▸ **Given task**: Search the data for the word "JSON" and copy every line where it occurs.

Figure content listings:
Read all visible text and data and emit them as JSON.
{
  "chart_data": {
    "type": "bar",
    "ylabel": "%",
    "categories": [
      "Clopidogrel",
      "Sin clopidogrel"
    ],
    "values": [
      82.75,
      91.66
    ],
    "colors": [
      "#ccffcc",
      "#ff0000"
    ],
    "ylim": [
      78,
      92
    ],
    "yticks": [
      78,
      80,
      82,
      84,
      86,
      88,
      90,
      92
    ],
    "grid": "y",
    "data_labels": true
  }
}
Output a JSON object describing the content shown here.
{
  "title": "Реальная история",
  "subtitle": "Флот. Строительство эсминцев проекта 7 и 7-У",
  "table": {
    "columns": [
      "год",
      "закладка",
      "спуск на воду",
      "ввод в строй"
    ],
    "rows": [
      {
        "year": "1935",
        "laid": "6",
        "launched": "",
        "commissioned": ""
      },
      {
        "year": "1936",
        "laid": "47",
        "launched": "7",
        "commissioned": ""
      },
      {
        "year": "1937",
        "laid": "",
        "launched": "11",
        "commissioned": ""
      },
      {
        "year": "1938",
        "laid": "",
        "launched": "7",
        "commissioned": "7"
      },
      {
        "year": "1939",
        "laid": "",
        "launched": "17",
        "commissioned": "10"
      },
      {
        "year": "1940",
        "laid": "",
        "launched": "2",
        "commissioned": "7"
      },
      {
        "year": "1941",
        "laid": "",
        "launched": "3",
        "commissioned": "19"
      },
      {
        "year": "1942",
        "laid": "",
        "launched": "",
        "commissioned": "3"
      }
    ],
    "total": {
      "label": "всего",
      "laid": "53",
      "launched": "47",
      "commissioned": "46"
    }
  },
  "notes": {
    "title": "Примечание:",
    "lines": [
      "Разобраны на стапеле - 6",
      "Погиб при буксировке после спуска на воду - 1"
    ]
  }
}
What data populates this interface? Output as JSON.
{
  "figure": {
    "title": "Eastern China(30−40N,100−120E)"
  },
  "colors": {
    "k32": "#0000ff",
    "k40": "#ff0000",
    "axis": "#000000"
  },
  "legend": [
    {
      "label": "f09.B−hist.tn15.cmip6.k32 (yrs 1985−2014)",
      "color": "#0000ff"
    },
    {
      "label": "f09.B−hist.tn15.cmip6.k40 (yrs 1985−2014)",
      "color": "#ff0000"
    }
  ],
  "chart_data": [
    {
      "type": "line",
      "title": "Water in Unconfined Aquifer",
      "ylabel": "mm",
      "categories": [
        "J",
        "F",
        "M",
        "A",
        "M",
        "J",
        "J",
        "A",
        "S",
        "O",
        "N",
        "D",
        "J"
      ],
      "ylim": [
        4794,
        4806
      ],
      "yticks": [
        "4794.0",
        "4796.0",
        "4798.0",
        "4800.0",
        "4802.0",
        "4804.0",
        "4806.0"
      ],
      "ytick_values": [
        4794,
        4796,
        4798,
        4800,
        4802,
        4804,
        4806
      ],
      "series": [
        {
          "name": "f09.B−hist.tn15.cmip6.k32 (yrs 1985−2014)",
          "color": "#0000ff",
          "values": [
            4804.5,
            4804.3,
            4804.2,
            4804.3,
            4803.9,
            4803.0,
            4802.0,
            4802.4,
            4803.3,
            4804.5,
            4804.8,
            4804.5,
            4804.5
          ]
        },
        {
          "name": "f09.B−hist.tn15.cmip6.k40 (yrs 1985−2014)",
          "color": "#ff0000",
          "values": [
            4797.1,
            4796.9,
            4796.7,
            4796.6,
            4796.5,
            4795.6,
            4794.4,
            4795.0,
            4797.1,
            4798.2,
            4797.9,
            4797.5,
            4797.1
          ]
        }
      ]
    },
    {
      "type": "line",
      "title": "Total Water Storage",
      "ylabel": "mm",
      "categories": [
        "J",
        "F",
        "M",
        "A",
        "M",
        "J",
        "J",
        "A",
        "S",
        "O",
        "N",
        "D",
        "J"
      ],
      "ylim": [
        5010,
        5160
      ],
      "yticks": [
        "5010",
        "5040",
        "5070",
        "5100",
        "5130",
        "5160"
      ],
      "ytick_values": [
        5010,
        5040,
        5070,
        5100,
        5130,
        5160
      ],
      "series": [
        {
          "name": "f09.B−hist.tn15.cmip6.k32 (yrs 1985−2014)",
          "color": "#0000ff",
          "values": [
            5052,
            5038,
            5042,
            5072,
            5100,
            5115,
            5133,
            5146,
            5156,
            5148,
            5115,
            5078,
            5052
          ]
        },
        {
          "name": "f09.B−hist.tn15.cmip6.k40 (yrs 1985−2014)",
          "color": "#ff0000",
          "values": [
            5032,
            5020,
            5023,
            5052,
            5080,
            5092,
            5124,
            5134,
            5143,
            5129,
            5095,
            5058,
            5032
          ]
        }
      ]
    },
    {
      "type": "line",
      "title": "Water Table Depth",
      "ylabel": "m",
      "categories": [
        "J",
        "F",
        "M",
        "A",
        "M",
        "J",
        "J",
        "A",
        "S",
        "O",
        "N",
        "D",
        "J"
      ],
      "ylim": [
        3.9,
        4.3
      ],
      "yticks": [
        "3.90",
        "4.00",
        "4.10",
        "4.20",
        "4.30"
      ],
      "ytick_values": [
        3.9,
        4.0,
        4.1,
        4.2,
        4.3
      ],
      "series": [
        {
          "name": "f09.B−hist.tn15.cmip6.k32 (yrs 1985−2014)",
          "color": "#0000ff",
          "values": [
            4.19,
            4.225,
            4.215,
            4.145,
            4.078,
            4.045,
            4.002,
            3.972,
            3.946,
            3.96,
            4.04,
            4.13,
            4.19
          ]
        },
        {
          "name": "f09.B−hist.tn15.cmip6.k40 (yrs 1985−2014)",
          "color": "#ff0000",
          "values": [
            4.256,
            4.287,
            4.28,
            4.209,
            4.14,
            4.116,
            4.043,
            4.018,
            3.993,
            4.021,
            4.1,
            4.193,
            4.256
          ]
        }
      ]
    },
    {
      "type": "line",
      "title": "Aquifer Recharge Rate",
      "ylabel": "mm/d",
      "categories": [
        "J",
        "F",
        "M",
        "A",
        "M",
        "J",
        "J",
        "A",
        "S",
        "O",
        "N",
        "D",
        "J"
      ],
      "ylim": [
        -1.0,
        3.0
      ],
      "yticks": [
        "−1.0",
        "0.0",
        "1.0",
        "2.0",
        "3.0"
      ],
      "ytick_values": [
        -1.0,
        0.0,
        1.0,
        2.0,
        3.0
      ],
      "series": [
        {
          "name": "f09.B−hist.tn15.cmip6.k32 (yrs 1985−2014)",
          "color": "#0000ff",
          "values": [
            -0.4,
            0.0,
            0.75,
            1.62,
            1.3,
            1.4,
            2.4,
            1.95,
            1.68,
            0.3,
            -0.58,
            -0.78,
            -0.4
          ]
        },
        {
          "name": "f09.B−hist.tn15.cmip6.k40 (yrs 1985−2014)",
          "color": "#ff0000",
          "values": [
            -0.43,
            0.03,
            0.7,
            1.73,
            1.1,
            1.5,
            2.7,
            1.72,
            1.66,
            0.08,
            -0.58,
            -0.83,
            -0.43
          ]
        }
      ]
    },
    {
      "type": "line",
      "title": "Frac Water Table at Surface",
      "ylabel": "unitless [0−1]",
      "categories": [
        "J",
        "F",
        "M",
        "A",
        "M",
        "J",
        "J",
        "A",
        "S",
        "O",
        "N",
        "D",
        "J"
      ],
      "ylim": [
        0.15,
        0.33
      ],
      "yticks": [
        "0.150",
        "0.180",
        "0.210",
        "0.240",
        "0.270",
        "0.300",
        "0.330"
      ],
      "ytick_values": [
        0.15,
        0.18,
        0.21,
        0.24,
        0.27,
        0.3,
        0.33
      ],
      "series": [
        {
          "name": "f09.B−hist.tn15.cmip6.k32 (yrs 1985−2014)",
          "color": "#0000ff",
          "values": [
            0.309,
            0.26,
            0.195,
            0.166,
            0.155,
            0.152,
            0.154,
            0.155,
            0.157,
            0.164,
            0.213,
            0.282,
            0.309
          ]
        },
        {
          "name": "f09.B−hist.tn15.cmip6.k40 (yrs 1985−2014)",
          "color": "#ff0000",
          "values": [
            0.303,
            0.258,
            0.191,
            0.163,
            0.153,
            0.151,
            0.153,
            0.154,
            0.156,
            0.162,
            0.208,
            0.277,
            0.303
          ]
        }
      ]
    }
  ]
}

▸ **Answer below**:
Read all visible text and data and emit them as JSON.
Output a JSON object describing the content shown here.
What data populates this interface? Output as JSON.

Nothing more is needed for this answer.